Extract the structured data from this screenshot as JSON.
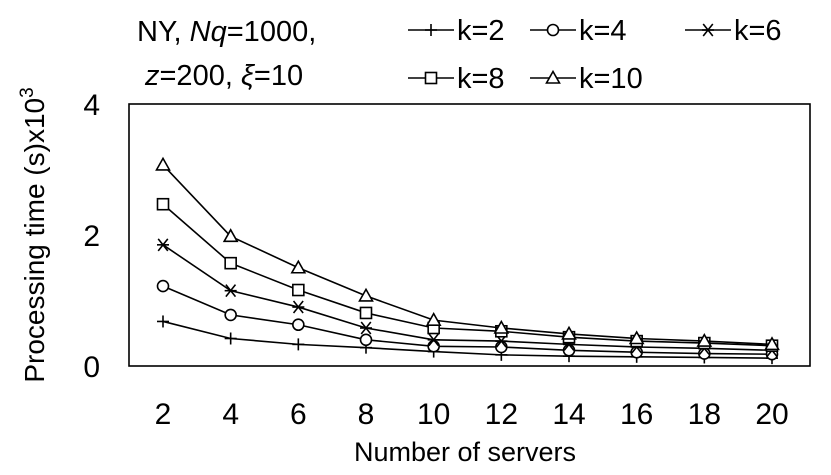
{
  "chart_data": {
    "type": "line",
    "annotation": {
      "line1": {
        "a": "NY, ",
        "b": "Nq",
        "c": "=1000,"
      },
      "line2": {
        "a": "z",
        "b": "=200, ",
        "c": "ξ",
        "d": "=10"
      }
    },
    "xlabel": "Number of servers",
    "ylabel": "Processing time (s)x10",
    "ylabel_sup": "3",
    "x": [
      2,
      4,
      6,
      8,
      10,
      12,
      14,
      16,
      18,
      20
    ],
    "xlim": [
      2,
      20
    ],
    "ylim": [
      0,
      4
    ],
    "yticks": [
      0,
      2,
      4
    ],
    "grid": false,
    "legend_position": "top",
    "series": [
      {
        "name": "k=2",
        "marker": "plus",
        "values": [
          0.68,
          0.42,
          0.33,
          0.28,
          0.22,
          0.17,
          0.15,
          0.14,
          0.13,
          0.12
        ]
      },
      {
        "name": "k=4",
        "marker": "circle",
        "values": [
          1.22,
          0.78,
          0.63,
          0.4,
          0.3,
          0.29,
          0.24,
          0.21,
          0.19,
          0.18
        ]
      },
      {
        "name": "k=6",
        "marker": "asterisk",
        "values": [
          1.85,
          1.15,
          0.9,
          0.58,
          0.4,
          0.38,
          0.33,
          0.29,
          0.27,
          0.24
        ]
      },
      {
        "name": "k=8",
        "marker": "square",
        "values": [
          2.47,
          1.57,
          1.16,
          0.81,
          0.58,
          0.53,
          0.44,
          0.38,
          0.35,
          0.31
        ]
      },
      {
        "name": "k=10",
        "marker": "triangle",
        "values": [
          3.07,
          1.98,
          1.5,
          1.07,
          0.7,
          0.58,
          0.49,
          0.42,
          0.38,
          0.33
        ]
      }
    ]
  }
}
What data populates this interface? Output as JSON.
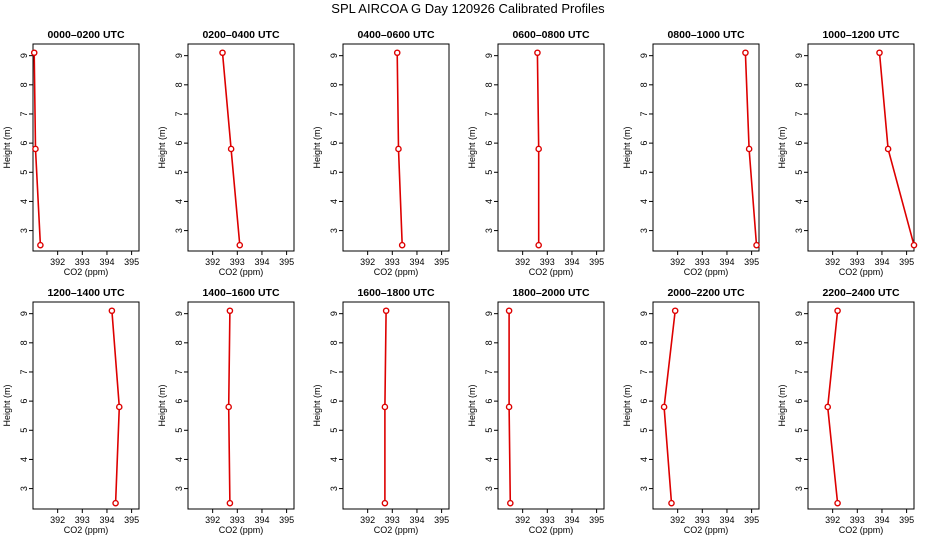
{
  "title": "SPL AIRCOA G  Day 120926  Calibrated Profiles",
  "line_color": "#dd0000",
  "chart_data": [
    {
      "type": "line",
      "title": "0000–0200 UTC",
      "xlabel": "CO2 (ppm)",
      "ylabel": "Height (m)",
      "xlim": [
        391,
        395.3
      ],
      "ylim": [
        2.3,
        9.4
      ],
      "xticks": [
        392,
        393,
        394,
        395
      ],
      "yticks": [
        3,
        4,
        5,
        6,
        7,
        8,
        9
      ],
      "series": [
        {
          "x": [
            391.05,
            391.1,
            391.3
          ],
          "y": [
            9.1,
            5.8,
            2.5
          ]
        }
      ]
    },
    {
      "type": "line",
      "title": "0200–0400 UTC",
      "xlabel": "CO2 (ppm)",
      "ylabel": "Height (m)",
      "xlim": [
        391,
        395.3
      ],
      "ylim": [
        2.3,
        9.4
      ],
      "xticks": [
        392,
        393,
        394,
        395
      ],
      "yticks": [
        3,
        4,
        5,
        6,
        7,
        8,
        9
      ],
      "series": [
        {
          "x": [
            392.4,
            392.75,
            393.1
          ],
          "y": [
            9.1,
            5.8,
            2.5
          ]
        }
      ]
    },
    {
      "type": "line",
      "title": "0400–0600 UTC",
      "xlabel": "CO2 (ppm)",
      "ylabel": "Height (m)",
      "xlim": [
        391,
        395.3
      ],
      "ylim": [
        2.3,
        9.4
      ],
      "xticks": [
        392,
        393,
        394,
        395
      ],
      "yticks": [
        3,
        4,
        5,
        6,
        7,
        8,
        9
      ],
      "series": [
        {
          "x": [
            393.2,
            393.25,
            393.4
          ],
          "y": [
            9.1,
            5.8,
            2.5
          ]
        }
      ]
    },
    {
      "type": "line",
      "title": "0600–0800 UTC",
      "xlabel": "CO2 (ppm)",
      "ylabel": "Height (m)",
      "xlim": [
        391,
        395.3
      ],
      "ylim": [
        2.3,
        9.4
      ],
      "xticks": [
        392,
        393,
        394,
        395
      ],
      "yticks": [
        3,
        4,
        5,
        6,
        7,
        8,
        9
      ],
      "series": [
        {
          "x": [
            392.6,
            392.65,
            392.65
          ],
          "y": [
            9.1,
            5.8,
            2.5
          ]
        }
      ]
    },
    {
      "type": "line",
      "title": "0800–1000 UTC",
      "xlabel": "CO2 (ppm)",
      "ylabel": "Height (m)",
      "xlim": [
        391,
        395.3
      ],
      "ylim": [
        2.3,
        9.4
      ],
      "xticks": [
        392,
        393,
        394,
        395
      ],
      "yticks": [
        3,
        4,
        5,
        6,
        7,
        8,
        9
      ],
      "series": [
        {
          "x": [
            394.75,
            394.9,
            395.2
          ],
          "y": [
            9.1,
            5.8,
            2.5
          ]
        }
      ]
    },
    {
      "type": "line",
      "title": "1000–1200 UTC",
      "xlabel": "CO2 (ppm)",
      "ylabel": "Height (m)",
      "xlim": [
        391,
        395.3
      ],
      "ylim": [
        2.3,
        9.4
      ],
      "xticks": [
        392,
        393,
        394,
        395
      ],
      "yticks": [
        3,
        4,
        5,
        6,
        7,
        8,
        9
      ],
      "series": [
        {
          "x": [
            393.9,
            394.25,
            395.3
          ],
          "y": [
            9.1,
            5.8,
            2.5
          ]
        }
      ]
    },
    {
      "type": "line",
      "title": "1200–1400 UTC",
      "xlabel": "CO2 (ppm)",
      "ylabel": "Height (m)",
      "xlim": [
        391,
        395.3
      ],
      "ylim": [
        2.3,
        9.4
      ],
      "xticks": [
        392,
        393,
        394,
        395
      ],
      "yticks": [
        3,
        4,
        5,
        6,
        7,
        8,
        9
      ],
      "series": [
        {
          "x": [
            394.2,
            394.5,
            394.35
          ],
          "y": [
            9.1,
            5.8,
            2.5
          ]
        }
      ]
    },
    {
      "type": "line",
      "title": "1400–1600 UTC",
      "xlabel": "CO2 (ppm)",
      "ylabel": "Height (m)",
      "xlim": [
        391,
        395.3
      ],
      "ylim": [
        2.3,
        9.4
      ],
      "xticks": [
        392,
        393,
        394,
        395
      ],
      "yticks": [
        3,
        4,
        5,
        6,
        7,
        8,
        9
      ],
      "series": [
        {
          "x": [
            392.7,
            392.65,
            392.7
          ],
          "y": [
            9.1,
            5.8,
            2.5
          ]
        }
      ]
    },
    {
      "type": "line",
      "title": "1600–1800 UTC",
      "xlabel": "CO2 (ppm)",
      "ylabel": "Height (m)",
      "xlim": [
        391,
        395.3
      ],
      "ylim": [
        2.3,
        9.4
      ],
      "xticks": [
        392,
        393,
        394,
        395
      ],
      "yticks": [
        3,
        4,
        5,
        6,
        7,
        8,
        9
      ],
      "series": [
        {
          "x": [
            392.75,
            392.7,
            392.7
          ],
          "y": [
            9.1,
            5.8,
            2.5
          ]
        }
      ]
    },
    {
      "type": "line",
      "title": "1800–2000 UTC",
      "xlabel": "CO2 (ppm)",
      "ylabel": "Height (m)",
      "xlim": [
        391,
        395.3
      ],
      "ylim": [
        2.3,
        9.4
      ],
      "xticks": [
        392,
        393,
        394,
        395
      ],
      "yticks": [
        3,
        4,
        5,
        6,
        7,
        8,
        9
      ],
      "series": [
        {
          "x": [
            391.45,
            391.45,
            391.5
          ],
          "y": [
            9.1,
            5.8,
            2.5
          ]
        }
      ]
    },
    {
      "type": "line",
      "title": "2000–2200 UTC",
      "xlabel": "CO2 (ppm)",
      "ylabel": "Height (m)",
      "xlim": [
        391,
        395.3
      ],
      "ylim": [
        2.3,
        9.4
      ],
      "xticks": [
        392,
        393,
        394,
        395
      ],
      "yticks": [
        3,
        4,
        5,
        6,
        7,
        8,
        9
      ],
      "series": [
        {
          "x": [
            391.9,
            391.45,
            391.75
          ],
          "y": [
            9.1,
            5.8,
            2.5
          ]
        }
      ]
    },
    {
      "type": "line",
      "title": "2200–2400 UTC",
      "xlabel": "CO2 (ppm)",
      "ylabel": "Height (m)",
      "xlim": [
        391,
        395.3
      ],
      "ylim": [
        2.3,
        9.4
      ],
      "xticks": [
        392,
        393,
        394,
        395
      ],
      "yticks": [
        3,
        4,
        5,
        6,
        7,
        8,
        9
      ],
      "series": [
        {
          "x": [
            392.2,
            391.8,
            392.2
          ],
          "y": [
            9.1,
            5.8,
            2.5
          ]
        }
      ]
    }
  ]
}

──────

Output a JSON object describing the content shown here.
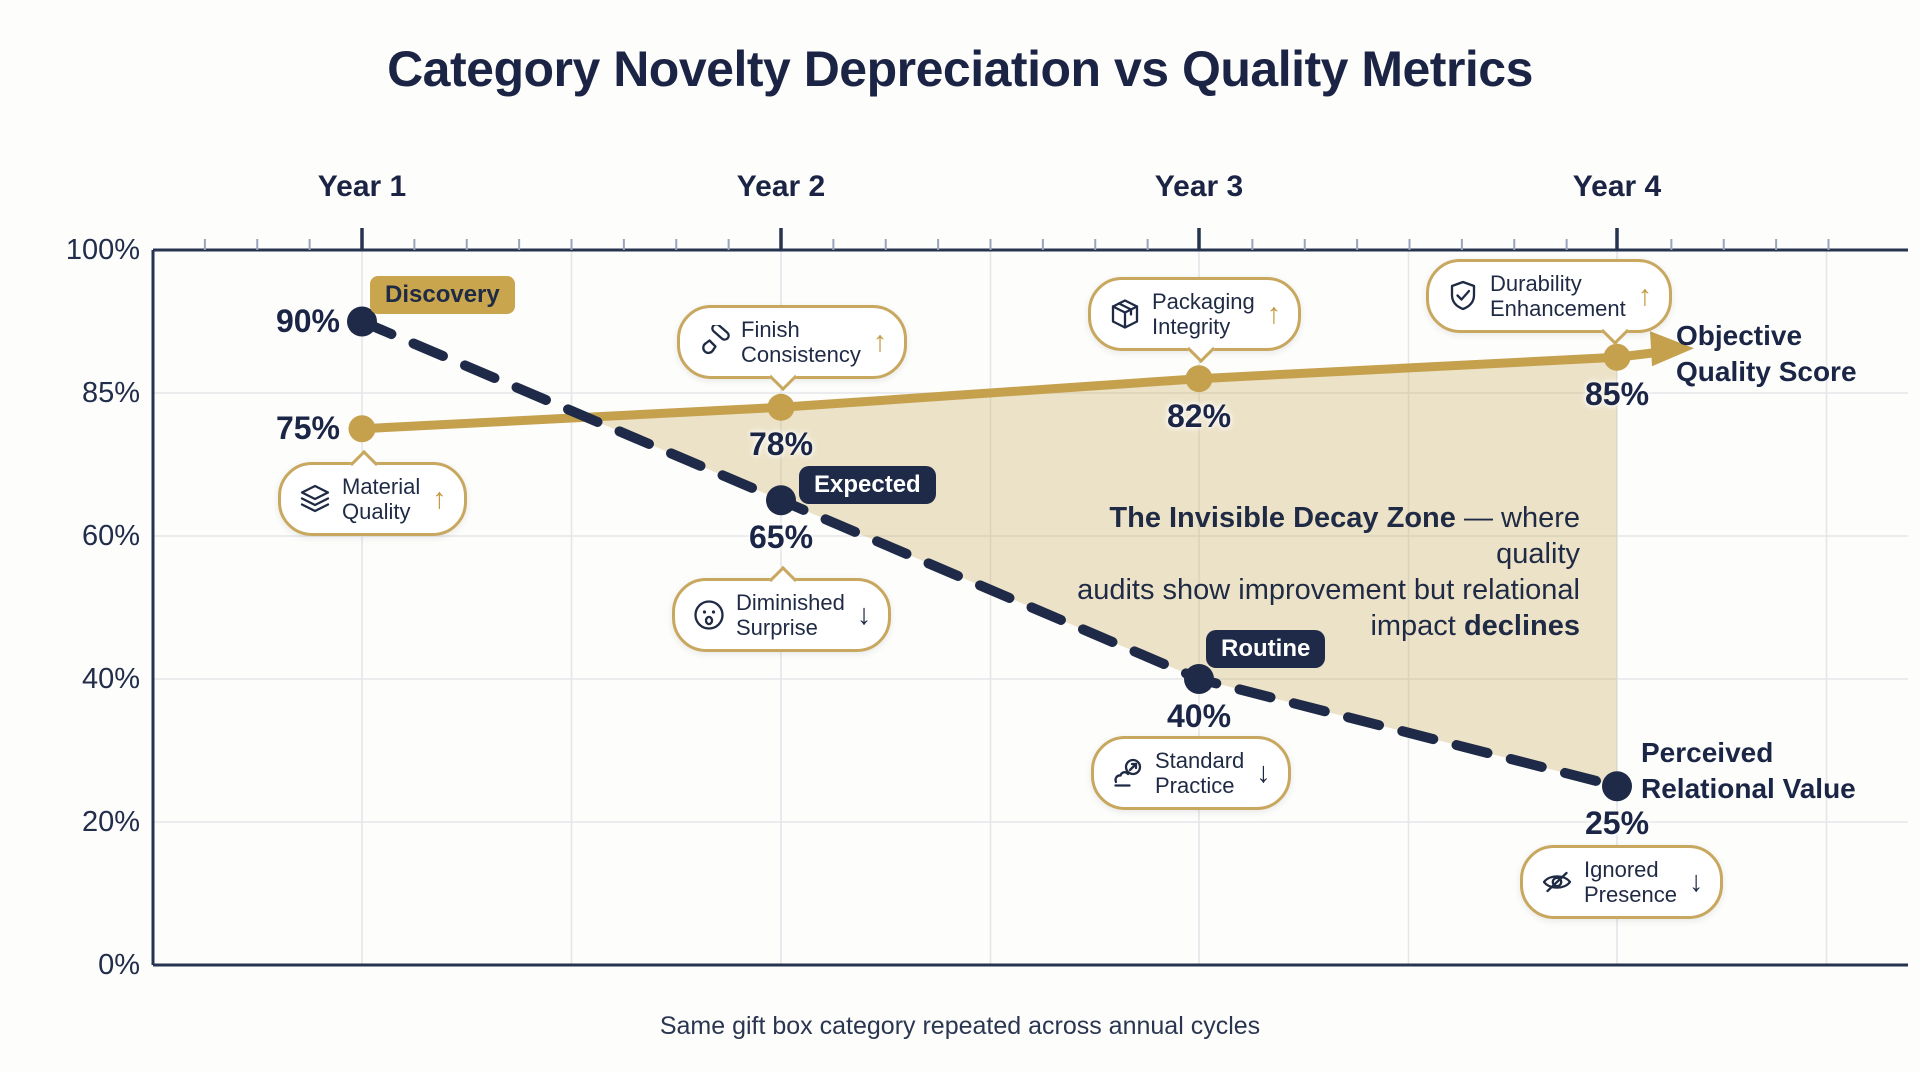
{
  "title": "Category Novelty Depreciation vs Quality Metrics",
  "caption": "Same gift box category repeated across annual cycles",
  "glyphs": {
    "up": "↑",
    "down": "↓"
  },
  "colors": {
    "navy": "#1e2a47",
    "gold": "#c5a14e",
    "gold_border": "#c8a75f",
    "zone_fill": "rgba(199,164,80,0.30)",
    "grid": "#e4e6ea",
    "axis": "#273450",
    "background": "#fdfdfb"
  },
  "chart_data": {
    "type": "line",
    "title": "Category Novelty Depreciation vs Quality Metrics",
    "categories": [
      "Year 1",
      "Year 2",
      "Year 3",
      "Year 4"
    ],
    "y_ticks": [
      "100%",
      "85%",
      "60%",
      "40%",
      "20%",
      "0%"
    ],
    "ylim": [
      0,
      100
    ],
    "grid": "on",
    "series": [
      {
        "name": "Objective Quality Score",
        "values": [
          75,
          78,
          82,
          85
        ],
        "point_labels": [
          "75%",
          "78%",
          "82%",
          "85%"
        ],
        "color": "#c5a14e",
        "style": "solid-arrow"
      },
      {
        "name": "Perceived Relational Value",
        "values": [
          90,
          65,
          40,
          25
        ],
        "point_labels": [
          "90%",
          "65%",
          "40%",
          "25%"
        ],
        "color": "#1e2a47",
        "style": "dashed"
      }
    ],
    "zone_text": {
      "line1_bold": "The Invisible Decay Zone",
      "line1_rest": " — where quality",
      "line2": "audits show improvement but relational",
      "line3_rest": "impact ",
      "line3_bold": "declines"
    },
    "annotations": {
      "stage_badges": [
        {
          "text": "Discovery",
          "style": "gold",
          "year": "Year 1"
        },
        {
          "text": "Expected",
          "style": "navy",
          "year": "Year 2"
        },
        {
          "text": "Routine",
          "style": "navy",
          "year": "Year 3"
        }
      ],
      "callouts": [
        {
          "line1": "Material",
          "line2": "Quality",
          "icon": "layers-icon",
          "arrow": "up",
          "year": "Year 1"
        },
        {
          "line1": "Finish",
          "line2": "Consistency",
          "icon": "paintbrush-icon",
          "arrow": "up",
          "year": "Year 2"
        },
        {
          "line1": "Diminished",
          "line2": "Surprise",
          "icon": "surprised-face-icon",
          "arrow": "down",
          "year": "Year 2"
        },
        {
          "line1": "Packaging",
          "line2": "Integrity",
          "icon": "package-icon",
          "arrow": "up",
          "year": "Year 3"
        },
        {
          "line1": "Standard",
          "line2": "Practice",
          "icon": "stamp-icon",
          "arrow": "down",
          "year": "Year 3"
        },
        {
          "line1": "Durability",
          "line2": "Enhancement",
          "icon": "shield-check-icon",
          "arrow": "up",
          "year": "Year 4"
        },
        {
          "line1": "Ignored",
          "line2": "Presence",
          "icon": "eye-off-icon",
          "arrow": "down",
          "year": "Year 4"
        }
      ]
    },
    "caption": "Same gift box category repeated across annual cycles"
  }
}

──────

Task objective: From the material above, copy each line that includes the word "Same".

Exercise output:
  "caption": "Same gift box category repeated across annual cycles",
    "caption": "Same gift box category repeated across annual cycles"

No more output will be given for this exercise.